Dataset excerpts

+===+

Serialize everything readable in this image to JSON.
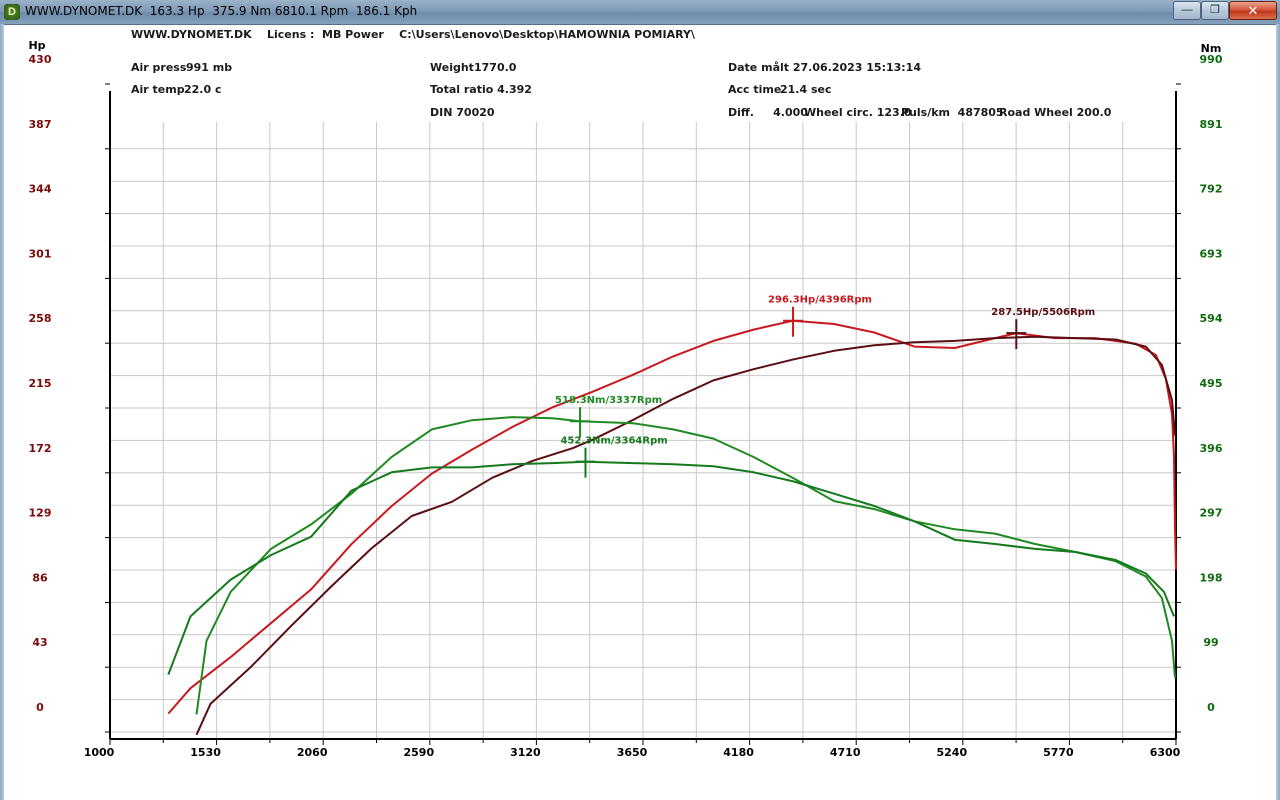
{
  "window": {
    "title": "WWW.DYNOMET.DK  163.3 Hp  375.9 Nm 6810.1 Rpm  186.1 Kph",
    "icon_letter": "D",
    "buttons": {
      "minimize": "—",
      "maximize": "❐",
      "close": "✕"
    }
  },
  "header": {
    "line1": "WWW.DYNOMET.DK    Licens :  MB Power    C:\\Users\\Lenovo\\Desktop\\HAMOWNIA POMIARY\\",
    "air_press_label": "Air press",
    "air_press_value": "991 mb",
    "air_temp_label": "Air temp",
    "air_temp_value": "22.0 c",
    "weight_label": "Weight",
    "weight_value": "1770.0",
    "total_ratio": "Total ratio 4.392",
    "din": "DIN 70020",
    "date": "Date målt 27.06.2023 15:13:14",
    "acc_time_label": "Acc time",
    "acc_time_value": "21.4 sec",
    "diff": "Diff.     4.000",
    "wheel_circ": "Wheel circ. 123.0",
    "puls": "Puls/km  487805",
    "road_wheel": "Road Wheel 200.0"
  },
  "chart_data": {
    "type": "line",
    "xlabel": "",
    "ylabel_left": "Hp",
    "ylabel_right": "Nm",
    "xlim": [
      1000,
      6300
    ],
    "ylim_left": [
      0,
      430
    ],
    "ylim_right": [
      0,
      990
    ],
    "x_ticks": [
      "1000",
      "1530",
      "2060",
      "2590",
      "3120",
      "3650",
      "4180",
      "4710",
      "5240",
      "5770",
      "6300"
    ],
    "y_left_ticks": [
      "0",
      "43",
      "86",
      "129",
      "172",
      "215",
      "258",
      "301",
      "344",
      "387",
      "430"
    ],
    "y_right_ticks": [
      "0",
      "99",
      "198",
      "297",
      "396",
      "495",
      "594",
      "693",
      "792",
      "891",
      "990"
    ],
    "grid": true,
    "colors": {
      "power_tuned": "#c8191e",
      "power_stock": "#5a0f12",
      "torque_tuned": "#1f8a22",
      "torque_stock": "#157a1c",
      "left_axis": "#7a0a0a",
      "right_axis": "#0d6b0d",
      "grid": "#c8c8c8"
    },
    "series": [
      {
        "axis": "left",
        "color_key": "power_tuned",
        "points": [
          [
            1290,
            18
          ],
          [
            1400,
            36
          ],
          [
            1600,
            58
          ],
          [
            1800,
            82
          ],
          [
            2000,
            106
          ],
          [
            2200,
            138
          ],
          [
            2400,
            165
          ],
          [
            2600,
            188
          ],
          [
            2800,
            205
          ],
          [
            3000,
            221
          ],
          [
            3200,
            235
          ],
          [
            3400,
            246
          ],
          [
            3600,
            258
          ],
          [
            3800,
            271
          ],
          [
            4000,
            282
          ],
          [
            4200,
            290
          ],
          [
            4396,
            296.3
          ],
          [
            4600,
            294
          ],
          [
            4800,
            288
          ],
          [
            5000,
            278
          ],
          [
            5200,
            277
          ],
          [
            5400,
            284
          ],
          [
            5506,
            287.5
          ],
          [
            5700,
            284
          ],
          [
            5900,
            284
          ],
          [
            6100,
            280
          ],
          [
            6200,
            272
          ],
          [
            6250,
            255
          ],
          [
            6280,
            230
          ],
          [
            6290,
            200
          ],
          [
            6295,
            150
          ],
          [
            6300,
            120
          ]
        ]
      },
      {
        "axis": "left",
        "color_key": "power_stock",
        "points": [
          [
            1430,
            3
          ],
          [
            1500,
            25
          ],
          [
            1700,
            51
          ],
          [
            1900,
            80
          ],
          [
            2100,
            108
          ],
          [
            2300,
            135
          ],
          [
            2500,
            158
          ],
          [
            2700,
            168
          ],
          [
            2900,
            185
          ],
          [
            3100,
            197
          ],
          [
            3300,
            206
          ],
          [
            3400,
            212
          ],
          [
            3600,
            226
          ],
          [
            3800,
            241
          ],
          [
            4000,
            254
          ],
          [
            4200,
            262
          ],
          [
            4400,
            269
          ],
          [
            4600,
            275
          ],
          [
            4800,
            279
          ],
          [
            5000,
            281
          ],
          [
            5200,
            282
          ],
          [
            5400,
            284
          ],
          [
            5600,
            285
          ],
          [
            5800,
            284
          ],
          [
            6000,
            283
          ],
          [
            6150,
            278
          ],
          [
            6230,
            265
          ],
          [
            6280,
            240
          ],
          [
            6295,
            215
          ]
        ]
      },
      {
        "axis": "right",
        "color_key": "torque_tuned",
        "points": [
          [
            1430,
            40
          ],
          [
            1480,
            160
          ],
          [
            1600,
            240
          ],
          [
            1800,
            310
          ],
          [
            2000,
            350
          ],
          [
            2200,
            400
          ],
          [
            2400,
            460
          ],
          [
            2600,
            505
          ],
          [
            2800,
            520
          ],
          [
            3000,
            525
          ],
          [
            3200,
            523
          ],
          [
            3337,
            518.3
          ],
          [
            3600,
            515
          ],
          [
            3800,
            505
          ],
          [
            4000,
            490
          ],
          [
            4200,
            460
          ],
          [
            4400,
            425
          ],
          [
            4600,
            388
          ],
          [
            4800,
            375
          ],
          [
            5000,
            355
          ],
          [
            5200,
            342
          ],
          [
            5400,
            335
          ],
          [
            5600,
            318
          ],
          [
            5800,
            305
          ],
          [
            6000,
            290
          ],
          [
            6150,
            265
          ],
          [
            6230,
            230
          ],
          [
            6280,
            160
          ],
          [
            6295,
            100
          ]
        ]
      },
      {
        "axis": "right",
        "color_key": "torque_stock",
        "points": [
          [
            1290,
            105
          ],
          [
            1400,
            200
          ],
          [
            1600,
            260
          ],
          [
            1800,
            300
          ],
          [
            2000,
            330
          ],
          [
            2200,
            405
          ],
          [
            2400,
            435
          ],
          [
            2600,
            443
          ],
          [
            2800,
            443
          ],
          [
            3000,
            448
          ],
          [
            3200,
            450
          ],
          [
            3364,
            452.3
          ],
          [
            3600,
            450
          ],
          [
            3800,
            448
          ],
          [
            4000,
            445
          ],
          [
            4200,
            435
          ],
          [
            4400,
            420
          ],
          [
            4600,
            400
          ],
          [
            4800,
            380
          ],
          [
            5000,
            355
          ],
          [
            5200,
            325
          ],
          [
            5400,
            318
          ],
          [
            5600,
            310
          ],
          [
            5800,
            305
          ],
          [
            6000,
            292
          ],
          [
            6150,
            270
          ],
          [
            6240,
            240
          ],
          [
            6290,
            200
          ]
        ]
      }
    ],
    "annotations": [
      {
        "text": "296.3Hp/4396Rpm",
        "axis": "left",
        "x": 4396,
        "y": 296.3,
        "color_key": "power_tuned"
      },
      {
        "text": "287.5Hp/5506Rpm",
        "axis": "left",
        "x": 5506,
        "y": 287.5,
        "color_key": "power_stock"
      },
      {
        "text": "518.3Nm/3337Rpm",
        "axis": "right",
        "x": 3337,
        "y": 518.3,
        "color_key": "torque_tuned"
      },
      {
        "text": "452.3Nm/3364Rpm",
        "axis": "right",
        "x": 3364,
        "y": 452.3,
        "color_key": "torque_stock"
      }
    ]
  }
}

+===+

Go over the records above and tally the lines with the word "text" in them. Give the number alone.

The output: 4